→ WRITTEN EXERCISE
From the listing below, return each line that includes "median".

Data records
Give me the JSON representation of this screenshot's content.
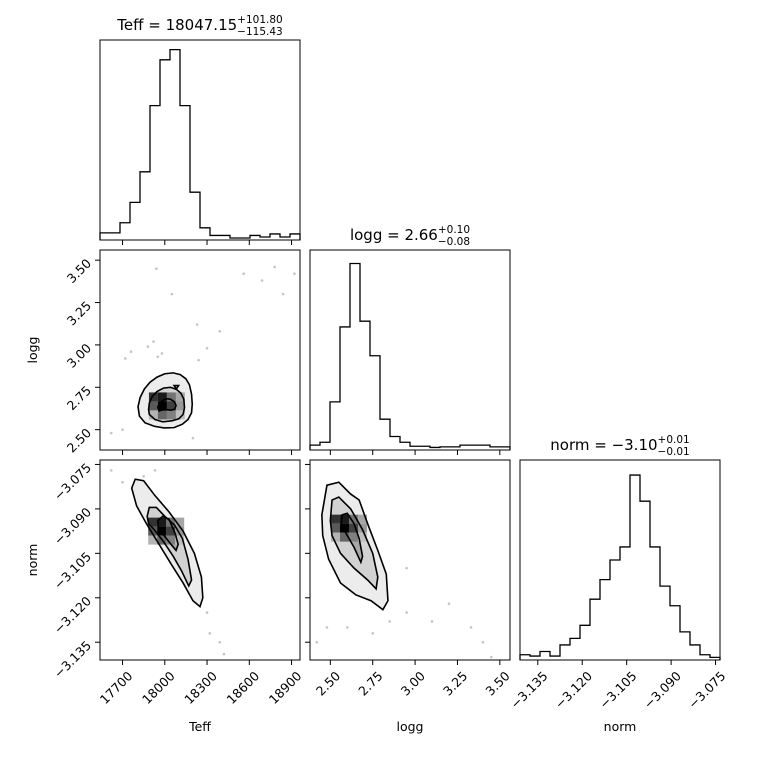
{
  "chart_data": {
    "type": "corner",
    "parameters": [
      "Teff",
      "logg",
      "norm"
    ],
    "titles": [
      {
        "param": "Teff",
        "median": "18047.15",
        "plus": "+101.80",
        "minus": "−115.43"
      },
      {
        "param": "logg",
        "median": "2.66",
        "plus": "+0.10",
        "minus": "−0.08"
      },
      {
        "param": "norm",
        "median": "−3.10",
        "plus": "+0.01",
        "minus": "−0.01"
      }
    ],
    "axes": {
      "Teff": {
        "range": [
          17540,
          18960
        ],
        "ticks": [
          17700,
          18000,
          18300,
          18600,
          18900
        ],
        "tick_labels": [
          "17700",
          "18000",
          "18300",
          "18600",
          "18900"
        ]
      },
      "logg": {
        "range": [
          2.38,
          3.56
        ],
        "ticks": [
          2.5,
          2.75,
          3.0,
          3.25,
          3.5
        ],
        "tick_labels": [
          "2.50",
          "2.75",
          "3.00",
          "3.25",
          "3.50"
        ]
      },
      "norm": {
        "range": [
          -3.141,
          -3.0735
        ],
        "ticks": [
          -3.135,
          -3.12,
          -3.105,
          -3.09,
          -3.075
        ],
        "tick_labels": [
          "−3.135",
          "−3.120",
          "−3.105",
          "−3.090",
          "−3.075"
        ]
      }
    },
    "histograms": [
      {
        "param": "Teff",
        "edges": [
          17540,
          17611,
          17682,
          17753,
          17824,
          17895,
          17966,
          18037,
          18108,
          18179,
          18250,
          18321,
          18392,
          18463,
          18534,
          18605,
          18676,
          18747,
          18818,
          18889,
          18960
        ],
        "counts": [
          1,
          1,
          3,
          7,
          13,
          26,
          35,
          37,
          26,
          9,
          2,
          0.5,
          0.5,
          0,
          0,
          0.5,
          0.2,
          0.8,
          0.2,
          0.8
        ],
        "ymax": 38.5
      },
      {
        "param": "logg",
        "edges": [
          2.38,
          2.439,
          2.498,
          2.557,
          2.616,
          2.675,
          2.734,
          2.793,
          2.852,
          2.911,
          2.97,
          3.029,
          3.088,
          3.147,
          3.206,
          3.265,
          3.324,
          3.383,
          3.442,
          3.501,
          3.56
        ],
        "counts": [
          0.5,
          1,
          8,
          21,
          32,
          22,
          16,
          5,
          2,
          1,
          0.3,
          0.3,
          0.1,
          0.2,
          0.2,
          0.5,
          0.5,
          0.5,
          0.2,
          0.2
        ],
        "ymax": 34
      },
      {
        "param": "norm",
        "edges": [
          -3.141,
          -3.137625,
          -3.13425,
          -3.130875,
          -3.1275,
          -3.124125,
          -3.12075,
          -3.117375,
          -3.114,
          -3.110625,
          -3.10725,
          -3.103875,
          -3.1005,
          -3.097125,
          -3.09375,
          -3.090375,
          -3.087,
          -3.083625,
          -3.08025,
          -3.076875,
          -3.0735
        ],
        "counts": [
          0.5,
          0.3,
          1,
          0.3,
          2,
          3,
          5,
          9,
          12,
          15,
          17,
          28,
          24,
          17,
          11,
          8,
          4,
          2,
          0.5,
          0.1
        ],
        "ymax": 30
      }
    ],
    "contour_levels": [
      "39.3%",
      "86.5%"
    ],
    "joint_panels": [
      {
        "x": "Teff",
        "y": "logg",
        "center": [
          18015,
          2.64
        ],
        "contours": [
          [
            [
              17960,
              2.61
            ],
            [
              17985,
              2.617
            ],
            [
              18015,
              2.618
            ],
            [
              18045,
              2.615
            ],
            [
              18070,
              2.62
            ],
            [
              18080,
              2.643
            ],
            [
              18067,
              2.665
            ],
            [
              18040,
              2.68
            ],
            [
              18012,
              2.683
            ],
            [
              17985,
              2.672
            ],
            [
              17962,
              2.655
            ],
            [
              17950,
              2.633
            ]
          ],
          [
            [
              17890,
              2.59
            ],
            [
              17930,
              2.56
            ],
            [
              17985,
              2.546
            ],
            [
              18050,
              2.552
            ],
            [
              18100,
              2.564
            ],
            [
              18130,
              2.59
            ],
            [
              18140,
              2.63
            ],
            [
              18135,
              2.68
            ],
            [
              18115,
              2.715
            ],
            [
              18082,
              2.738
            ],
            [
              18040,
              2.75
            ],
            [
              17990,
              2.745
            ],
            [
              17945,
              2.725
            ],
            [
              17910,
              2.695
            ],
            [
              17890,
              2.655
            ],
            [
              17885,
              2.62
            ]
          ],
          [
            [
              17820,
              2.58
            ],
            [
              17860,
              2.54
            ],
            [
              17925,
              2.52
            ],
            [
              17995,
              2.51
            ],
            [
              18065,
              2.512
            ],
            [
              18125,
              2.532
            ],
            [
              18165,
              2.56
            ],
            [
              18190,
              2.6
            ],
            [
              18195,
              2.65
            ],
            [
              18190,
              2.71
            ],
            [
              18175,
              2.765
            ],
            [
              18150,
              2.8
            ],
            [
              18110,
              2.825
            ],
            [
              18060,
              2.835
            ],
            [
              18000,
              2.83
            ],
            [
              17945,
              2.81
            ],
            [
              17895,
              2.78
            ],
            [
              17855,
              2.74
            ],
            [
              17825,
              2.69
            ],
            [
              17810,
              2.635
            ]
          ],
          [
            [
              18082,
              2.74
            ],
            [
              18098,
              2.76
            ],
            [
              18066,
              2.76
            ]
          ]
        ],
        "points": [
          [
            17620,
            2.48
          ],
          [
            17720,
            2.92
          ],
          [
            17760,
            2.96
          ],
          [
            17880,
            2.99
          ],
          [
            17920,
            3.02
          ],
          [
            17950,
            2.93
          ],
          [
            18240,
            2.91
          ],
          [
            18390,
            3.08
          ],
          [
            18560,
            3.42
          ],
          [
            18690,
            3.38
          ],
          [
            18780,
            3.46
          ],
          [
            18840,
            3.3
          ],
          [
            18920,
            3.42
          ],
          [
            17940,
            3.45
          ],
          [
            18050,
            3.3
          ],
          [
            18200,
            2.45
          ],
          [
            17700,
            2.5
          ],
          [
            17980,
            2.95
          ],
          [
            18230,
            3.12
          ],
          [
            18300,
            2.98
          ]
        ]
      },
      {
        "x": "Teff",
        "y": "norm",
        "center": [
          18010,
          -3.0975
        ],
        "contours": [
          [
            [
              17950,
              -3.094
            ],
            [
              17985,
              -3.0925
            ],
            [
              18030,
              -3.0935
            ],
            [
              18075,
              -3.0985
            ],
            [
              18095,
              -3.102
            ],
            [
              18080,
              -3.104
            ],
            [
              18045,
              -3.102
            ],
            [
              17995,
              -3.099
            ],
            [
              17955,
              -3.097
            ]
          ],
          [
            [
              17875,
              -3.0925
            ],
            [
              17890,
              -3.0895
            ],
            [
              17940,
              -3.0895
            ],
            [
              18000,
              -3.0925
            ],
            [
              18070,
              -3.0955
            ],
            [
              18125,
              -3.1
            ],
            [
              18165,
              -3.107
            ],
            [
              18190,
              -3.114
            ],
            [
              18170,
              -3.116
            ],
            [
              18120,
              -3.111
            ],
            [
              18060,
              -3.106
            ],
            [
              17990,
              -3.101
            ],
            [
              17925,
              -3.097
            ],
            [
              17885,
              -3.095
            ]
          ],
          [
            [
              17765,
              -3.083
            ],
            [
              17790,
              -3.08
            ],
            [
              17850,
              -3.0805
            ],
            [
              17930,
              -3.0855
            ],
            [
              18030,
              -3.091
            ],
            [
              18130,
              -3.0975
            ],
            [
              18210,
              -3.105
            ],
            [
              18260,
              -3.113
            ],
            [
              18270,
              -3.12
            ],
            [
              18250,
              -3.123
            ],
            [
              18200,
              -3.121
            ],
            [
              18130,
              -3.115
            ],
            [
              18050,
              -3.109
            ],
            [
              17960,
              -3.102
            ],
            [
              17870,
              -3.095
            ],
            [
              17800,
              -3.089
            ]
          ]
        ],
        "points": [
          [
            17620,
            -3.077
          ],
          [
            17700,
            -3.081
          ],
          [
            17850,
            -3.079
          ],
          [
            18300,
            -3.125
          ],
          [
            18320,
            -3.132
          ],
          [
            18390,
            -3.135
          ],
          [
            18420,
            -3.139
          ],
          [
            17930,
            -3.077
          ]
        ]
      },
      {
        "x": "logg",
        "y": "norm",
        "center": [
          2.61,
          -3.0965
        ],
        "contours": [
          [
            [
              2.57,
              -3.092
            ],
            [
              2.6,
              -3.0915
            ],
            [
              2.64,
              -3.095
            ],
            [
              2.67,
              -3.1
            ],
            [
              2.69,
              -3.106
            ],
            [
              2.68,
              -3.108
            ],
            [
              2.64,
              -3.103
            ],
            [
              2.59,
              -3.098
            ],
            [
              2.565,
              -3.095
            ]
          ],
          [
            [
              2.5,
              -3.094
            ],
            [
              2.51,
              -3.087
            ],
            [
              2.55,
              -3.086
            ],
            [
              2.62,
              -3.09
            ],
            [
              2.69,
              -3.097
            ],
            [
              2.75,
              -3.105
            ],
            [
              2.78,
              -3.113
            ],
            [
              2.77,
              -3.117
            ],
            [
              2.72,
              -3.114
            ],
            [
              2.64,
              -3.11
            ],
            [
              2.56,
              -3.105
            ],
            [
              2.51,
              -3.099
            ]
          ],
          [
            [
              2.45,
              -3.092
            ],
            [
              2.48,
              -3.082
            ],
            [
              2.55,
              -3.081
            ],
            [
              2.62,
              -3.085
            ],
            [
              2.67,
              -3.087
            ],
            [
              2.72,
              -3.095
            ],
            [
              2.78,
              -3.104
            ],
            [
              2.83,
              -3.112
            ],
            [
              2.84,
              -3.121
            ],
            [
              2.81,
              -3.124
            ],
            [
              2.74,
              -3.121
            ],
            [
              2.65,
              -3.119
            ],
            [
              2.56,
              -3.115
            ],
            [
              2.49,
              -3.107
            ],
            [
              2.455,
              -3.099
            ]
          ]
        ],
        "points": [
          [
            2.42,
            -3.135
          ],
          [
            2.48,
            -3.13
          ],
          [
            2.85,
            -3.128
          ],
          [
            2.95,
            -3.125
          ],
          [
            3.1,
            -3.128
          ],
          [
            3.2,
            -3.122
          ],
          [
            3.33,
            -3.13
          ],
          [
            3.45,
            -3.14
          ],
          [
            2.95,
            -3.11
          ],
          [
            3.4,
            -3.135
          ],
          [
            2.6,
            -3.13
          ],
          [
            2.75,
            -3.132
          ]
        ]
      }
    ],
    "xlabel_bottom": [
      "Teff",
      "logg",
      "norm"
    ],
    "ylabel_left": [
      "logg",
      "norm"
    ]
  }
}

→ OUTPUT
        "median": "18047.15",
        "median": "2.66",
        "median": "−3.10",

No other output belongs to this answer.